== WHAT IS EXPECTED ==
Skip every image and restate the data word for word.

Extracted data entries
....

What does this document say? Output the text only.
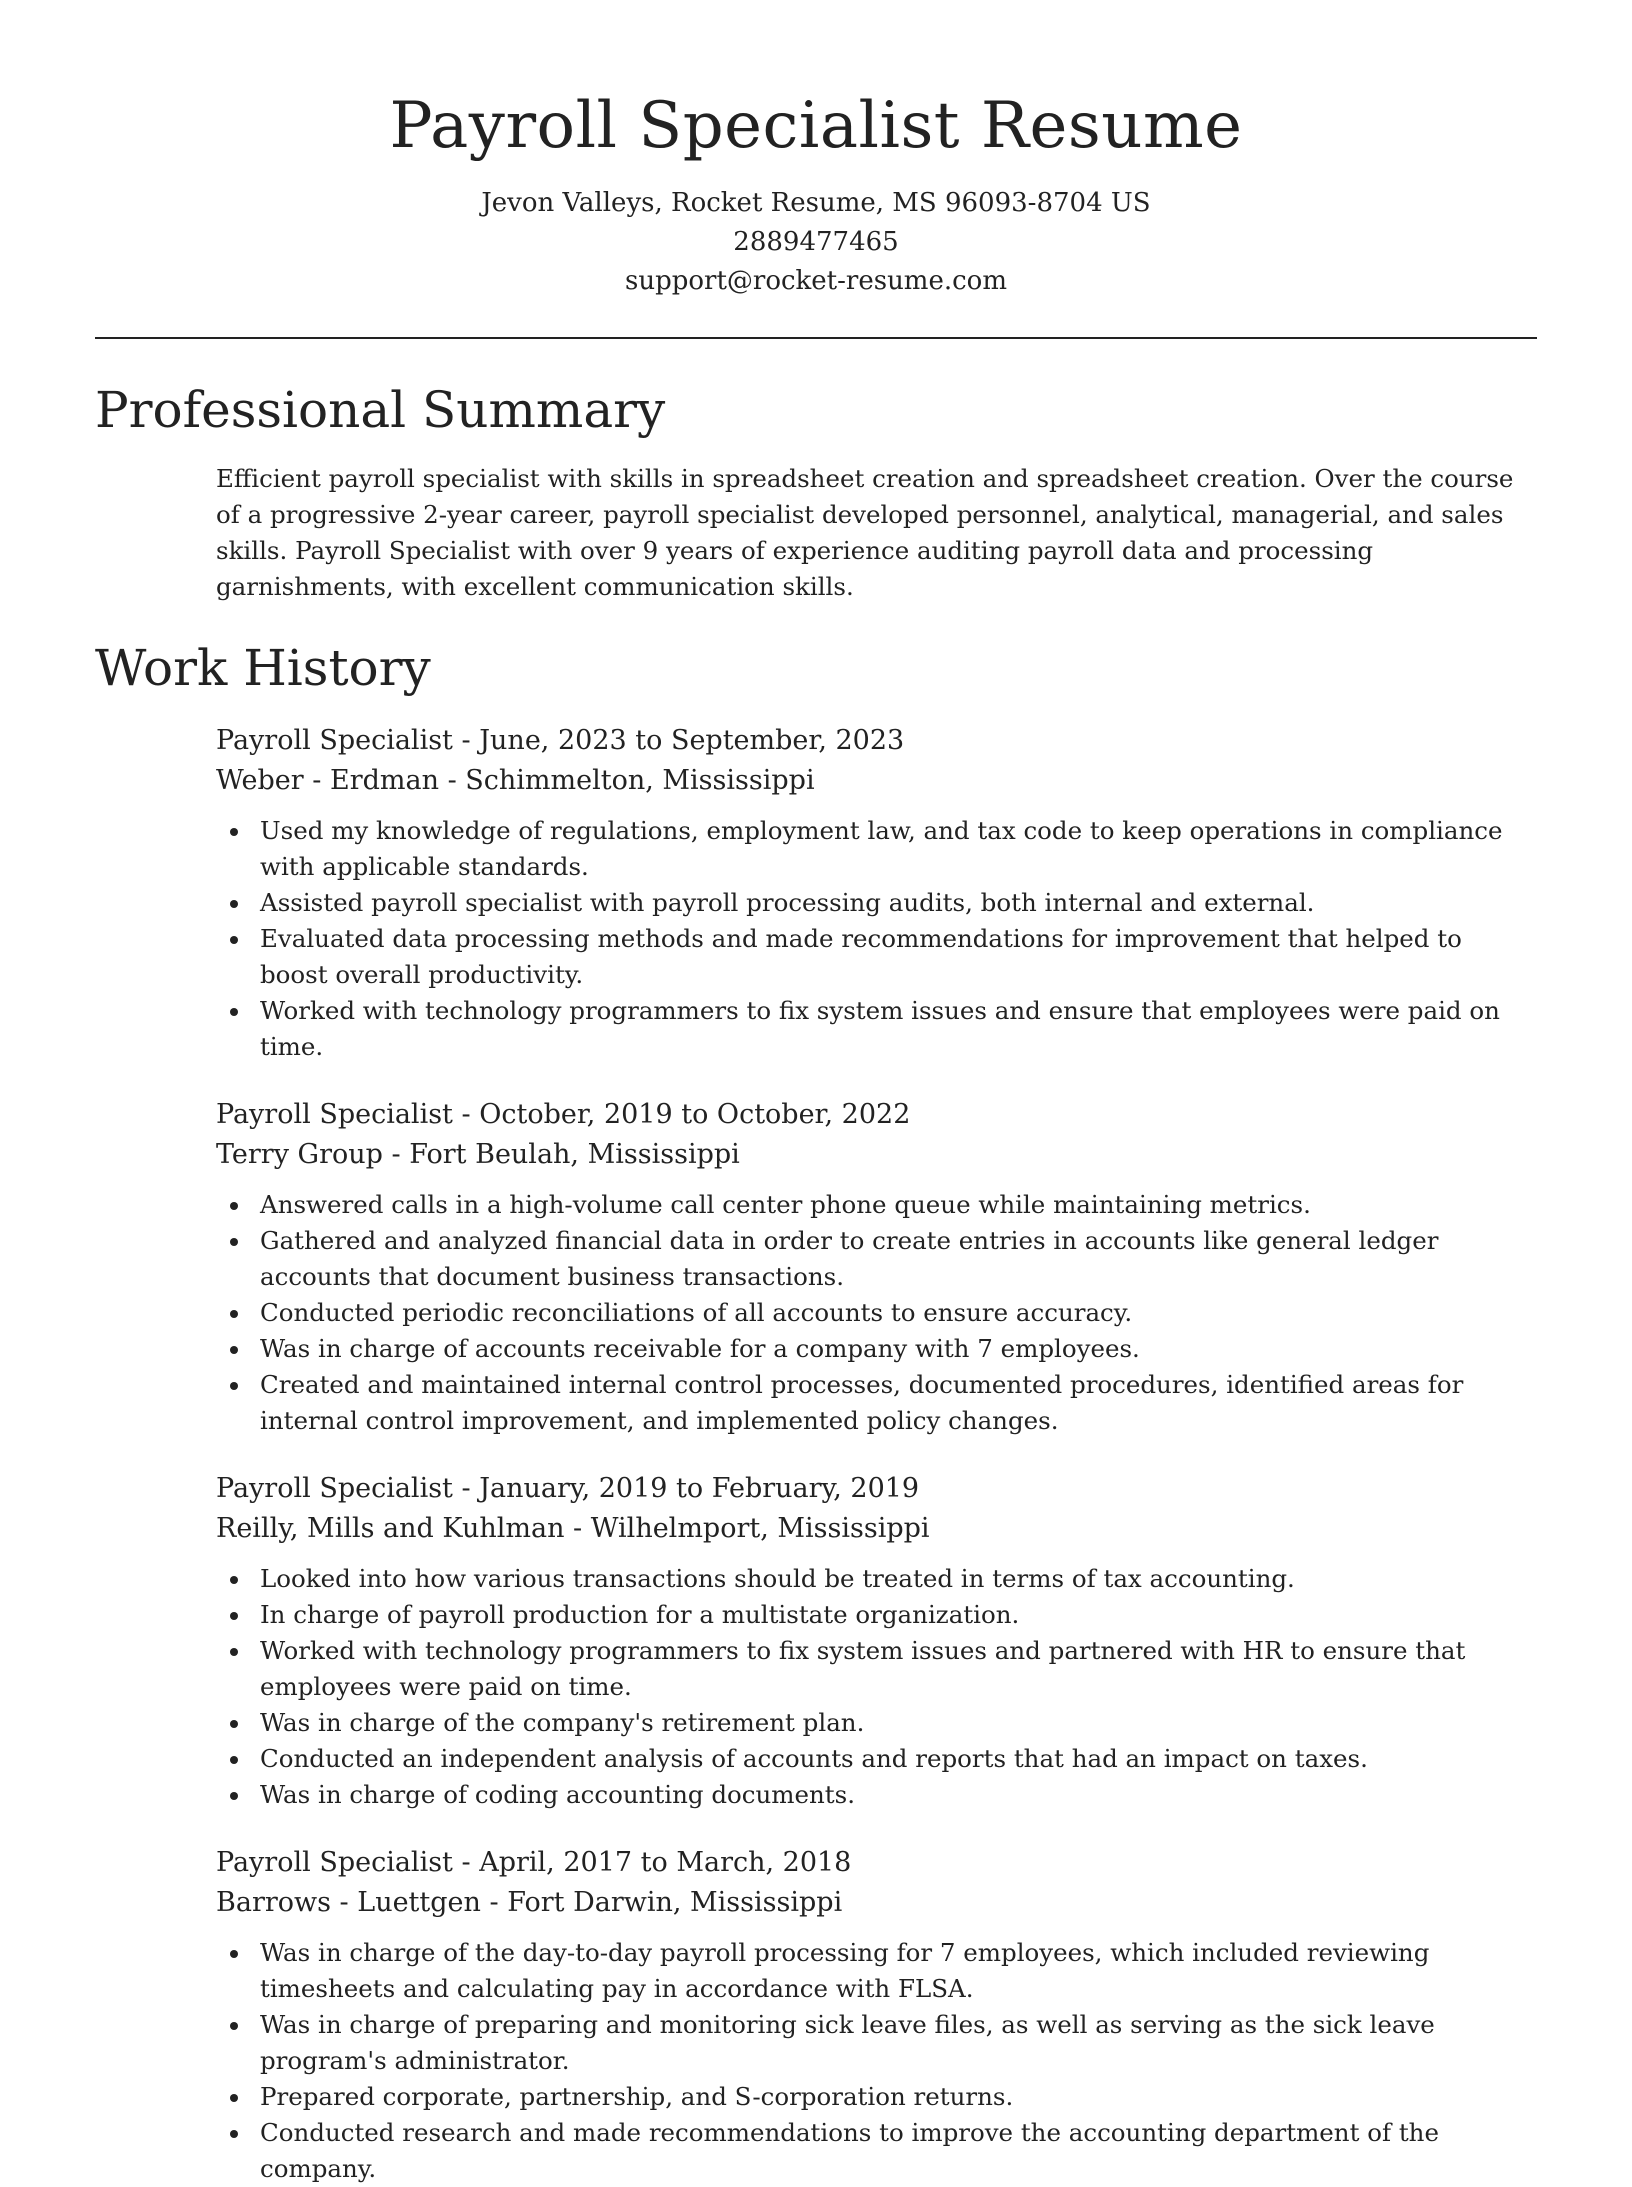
Payroll Specialist Resume
Jevon Valleys, Rocket Resume, MS 96093-8704 US
2889477465
support@rocket-resume.com
Professional Summary

Efficient payroll specialist with skills in spreadsheet creation and spreadsheet creation. Over the course of a progressive 2-year career, payroll specialist developed personnel, analytical, managerial, and sales skills. Payroll Specialist with over 9 years of experience auditing payroll data and processing garnishments, with excellent communication skills.

Work History
Payroll Specialist - June, 2023 to September, 2023
Weber - Erdman - Schimmelton, Mississippi
Used my knowledge of regulations, employment law, and tax code to keep operations in compliance with applicable standards.
Assisted payroll specialist with payroll processing audits, both internal and external.
Evaluated data processing methods and made recommendations for improvement that helped to boost overall productivity.
Worked with technology programmers to fix system issues and ensure that employees were paid on time.
Payroll Specialist - October, 2019 to October, 2022
Terry Group - Fort Beulah, Mississippi
Answered calls in a high-volume call center phone queue while maintaining metrics.
Gathered and analyzed financial data in order to create entries in accounts like general ledger accounts that document business transactions.
Conducted periodic reconciliations of all accounts to ensure accuracy.
Was in charge of accounts receivable for a company with 7 employees.
Created and maintained internal control processes, documented procedures, identified areas for internal control improvement, and implemented policy changes.
Payroll Specialist - January, 2019 to February, 2019
Reilly, Mills and Kuhlman - Wilhelmport, Mississippi
Looked into how various transactions should be treated in terms of tax accounting.
In charge of payroll production for a multistate organization.
Worked with technology programmers to fix system issues and partnered with HR to ensure that employees were paid on time.
Was in charge of the company's retirement plan.
Conducted an independent analysis of accounts and reports that had an impact on taxes.
Was in charge of coding accounting documents.
Payroll Specialist - April, 2017 to March, 2018
Barrows - Luettgen - Fort Darwin, Mississippi
Was in charge of the day-to-day payroll processing for 7 employees, which included reviewing timesheets and calculating pay in accordance with FLSA.
Was in charge of preparing and monitoring sick leave files, as well as serving as the sick leave program's administrator.
Prepared corporate, partnership, and S-corporation returns.
Conducted research and made recommendations to improve the accounting department of the company.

....

== COMPLETED EXERCISE ==
What does this document say? Output the text only.
Payroll Specialist Resume
Jevon Valleys, Rocket Resume, MS 96093-8704 US
2889477465
support@rocket-resume.com
Professional Summary

Efficient payroll specialist with skills in spreadsheet creation and spreadsheet creation. Over the course of a progressive 2-year career, payroll specialist developed personnel, analytical, managerial, and sales skills. Payroll Specialist with over 9 years of experience auditing payroll data and processing garnishments, with excellent communication skills.

Work History
Payroll Specialist - June, 2023 to September, 2023
Weber - Erdman - Schimmelton, Mississippi
Used my knowledge of regulations, employment law, and tax code to keep operations in compliance with applicable standards.
Assisted payroll specialist with payroll processing audits, both internal and external.
Evaluated data processing methods and made recommendations for improvement that helped to boost overall productivity.
Worked with technology programmers to fix system issues and ensure that employees were paid on time.
Payroll Specialist - October, 2019 to October, 2022
Terry Group - Fort Beulah, Mississippi
Answered calls in a high-volume call center phone queue while maintaining metrics.
Gathered and analyzed financial data in order to create entries in accounts like general ledger accounts that document business transactions.
Conducted periodic reconciliations of all accounts to ensure accuracy.
Was in charge of accounts receivable for a company with 7 employees.
Created and maintained internal control processes, documented procedures, identified areas for internal control improvement, and implemented policy changes.
Payroll Specialist - January, 2019 to February, 2019
Reilly, Mills and Kuhlman - Wilhelmport, Mississippi
Looked into how various transactions should be treated in terms of tax accounting.
In charge of payroll production for a multistate organization.
Worked with technology programmers to fix system issues and partnered with HR to ensure that employees were paid on time.
Was in charge of the company's retirement plan.
Conducted an independent analysis of accounts and reports that had an impact on taxes.
Was in charge of coding accounting documents.
Payroll Specialist - April, 2017 to March, 2018
Barrows - Luettgen - Fort Darwin, Mississippi
Was in charge of the day-to-day payroll processing for 7 employees, which included reviewing timesheets and calculating pay in accordance with FLSA.
Was in charge of preparing and monitoring sick leave files, as well as serving as the sick leave program's administrator.
Prepared corporate, partnership, and S-corporation returns.
Conducted research and made recommendations to improve the accounting department of the company.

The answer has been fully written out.